## Descrição da tarefa
De acordo com o texto sobre a felicidade, em que a maioria das pessoas imagina que a felicidade consiste?

## Texto para análise
◇ ◇ ◇ ◇ ◇ ◇ ◇
|
(Texto:
Minami Keizi | Foto: Divulgação)
O
mundo é cheio de felicidade e todos nós podemos
fazer uma boa colheita, se quisermos apanhar o que encontramos
no caminho.
A
maior parte das pessoas procura egoistamente a felicidade, tenta
encontrar algo que lhes aumente o conforto, que lhes desvaneça
as impressões desagradáveis e que lhe mude o humor.
A
maioria das pessoas imagina que a felicidade consiste na satisfação
dos seus desejos.
Mas
isso não passa de uma ilusão, porque a satisfação
dos desejos é seguida sempre de uma reação
que reclama satisfações novas. O apetite da paixão
sobrevive a todas as possibilidades de satisfação;
quanto mais se lhe cede, tanto mais imperioso se torna. Sobrevive,
até quando a sua vítima está aniquilada.
De
quantos nós ouvimos lamentações porque
a vida bem pouco lhes deu! Foi justamente aquele estado de espírito
ambicioso que os impediu de receberem mais. Os que mais se dedicam
na vida são os que melhores frutos colhem, da mesma maneira
que um agricultor precisa semear e plantar para receber o fruto
do seu trabalho.
Para muitas pessoas, a vida parece mais uma pilhagem do que
um nobre cultivo.
Exatamente
como o lavrador que, para tirar de uma terra excelente uma abundante
colheita, aplica os seus melhores cuidados à cultura,
assim deve proceder na vida, procurando enriquecê-la o
mais possível. Semeie nela amor, contentamento, alegria,
abnegação, e não se queixará da
aridez da sua existência, nem de que não encontra
no mundo a recompensa de seus esforços.
◇ ◇ ◇ ◇ ◇ ◇ ◇
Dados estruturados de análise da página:
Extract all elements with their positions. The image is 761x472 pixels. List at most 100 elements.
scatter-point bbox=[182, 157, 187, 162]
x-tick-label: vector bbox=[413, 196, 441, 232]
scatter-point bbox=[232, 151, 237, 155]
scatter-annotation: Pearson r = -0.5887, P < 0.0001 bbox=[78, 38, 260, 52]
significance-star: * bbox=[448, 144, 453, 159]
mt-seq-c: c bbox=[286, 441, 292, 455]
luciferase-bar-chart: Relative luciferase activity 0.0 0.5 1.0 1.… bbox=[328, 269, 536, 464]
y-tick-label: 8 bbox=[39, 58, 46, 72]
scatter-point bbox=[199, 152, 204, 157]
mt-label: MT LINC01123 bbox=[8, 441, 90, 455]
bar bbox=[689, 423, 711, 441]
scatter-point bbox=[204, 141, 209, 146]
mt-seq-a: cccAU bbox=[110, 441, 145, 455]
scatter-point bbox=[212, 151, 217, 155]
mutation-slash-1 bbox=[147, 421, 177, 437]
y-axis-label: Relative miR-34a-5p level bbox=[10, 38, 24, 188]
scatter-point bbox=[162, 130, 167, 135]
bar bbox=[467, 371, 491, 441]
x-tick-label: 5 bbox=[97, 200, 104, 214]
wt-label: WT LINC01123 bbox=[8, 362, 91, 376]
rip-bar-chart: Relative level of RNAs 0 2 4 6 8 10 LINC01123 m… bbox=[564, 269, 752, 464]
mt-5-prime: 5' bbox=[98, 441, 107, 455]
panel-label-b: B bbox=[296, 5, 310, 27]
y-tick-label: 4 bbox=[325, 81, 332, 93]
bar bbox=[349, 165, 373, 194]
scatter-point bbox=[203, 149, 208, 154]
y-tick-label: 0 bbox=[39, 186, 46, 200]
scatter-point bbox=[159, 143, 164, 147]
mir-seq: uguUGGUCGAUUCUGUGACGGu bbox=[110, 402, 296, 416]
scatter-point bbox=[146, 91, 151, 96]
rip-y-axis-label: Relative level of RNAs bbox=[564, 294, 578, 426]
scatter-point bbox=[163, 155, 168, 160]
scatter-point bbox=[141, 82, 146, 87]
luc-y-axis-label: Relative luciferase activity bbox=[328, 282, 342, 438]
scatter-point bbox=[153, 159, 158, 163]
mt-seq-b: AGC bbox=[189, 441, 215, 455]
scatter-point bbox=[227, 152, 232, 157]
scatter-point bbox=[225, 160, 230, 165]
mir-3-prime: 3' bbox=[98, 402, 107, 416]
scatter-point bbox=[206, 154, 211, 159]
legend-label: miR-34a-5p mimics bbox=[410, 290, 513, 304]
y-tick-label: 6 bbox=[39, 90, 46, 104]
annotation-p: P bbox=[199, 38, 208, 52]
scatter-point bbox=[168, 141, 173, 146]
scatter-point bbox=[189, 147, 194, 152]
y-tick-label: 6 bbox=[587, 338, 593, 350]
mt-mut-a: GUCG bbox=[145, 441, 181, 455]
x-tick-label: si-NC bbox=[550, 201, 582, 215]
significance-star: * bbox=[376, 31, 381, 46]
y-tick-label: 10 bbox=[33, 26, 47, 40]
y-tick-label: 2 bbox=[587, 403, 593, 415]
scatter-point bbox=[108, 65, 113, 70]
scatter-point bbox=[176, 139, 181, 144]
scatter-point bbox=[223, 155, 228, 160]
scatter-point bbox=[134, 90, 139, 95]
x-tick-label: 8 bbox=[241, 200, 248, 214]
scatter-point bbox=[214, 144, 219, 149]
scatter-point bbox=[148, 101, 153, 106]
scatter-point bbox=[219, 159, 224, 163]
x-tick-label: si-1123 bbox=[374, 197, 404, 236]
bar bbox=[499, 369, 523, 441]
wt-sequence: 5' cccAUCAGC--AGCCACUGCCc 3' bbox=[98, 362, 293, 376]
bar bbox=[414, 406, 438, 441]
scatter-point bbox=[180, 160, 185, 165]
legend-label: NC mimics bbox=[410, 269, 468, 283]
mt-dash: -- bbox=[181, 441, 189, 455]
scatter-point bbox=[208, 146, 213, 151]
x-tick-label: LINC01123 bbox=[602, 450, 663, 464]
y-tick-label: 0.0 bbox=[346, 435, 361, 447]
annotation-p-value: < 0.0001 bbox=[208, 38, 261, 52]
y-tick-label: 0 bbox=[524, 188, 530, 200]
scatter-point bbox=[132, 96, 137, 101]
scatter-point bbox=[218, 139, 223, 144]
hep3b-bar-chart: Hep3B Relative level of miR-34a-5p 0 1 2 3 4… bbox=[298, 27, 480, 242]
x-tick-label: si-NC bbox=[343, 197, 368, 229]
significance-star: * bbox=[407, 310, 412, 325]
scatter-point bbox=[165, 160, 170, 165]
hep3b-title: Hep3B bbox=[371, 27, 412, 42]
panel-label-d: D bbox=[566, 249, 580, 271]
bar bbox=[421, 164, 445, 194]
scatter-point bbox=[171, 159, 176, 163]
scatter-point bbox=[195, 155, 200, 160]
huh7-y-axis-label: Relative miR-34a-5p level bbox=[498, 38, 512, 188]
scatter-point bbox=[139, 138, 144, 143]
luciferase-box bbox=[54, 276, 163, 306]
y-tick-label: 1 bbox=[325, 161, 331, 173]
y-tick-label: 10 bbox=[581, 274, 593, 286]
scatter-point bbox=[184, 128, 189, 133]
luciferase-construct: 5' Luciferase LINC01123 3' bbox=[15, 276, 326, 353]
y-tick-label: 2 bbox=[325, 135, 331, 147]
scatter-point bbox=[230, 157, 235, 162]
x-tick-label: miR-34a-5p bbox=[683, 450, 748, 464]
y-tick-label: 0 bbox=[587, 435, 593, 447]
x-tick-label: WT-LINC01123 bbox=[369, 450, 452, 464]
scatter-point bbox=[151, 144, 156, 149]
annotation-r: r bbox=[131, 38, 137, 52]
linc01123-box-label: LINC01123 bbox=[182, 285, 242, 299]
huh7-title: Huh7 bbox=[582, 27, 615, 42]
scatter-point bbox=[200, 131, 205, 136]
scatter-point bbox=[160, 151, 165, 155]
◇ ◇ ◇ ◇ ◇ ◇ ◇
## Resposta ao exercício
Na satisfação dos seus desejos.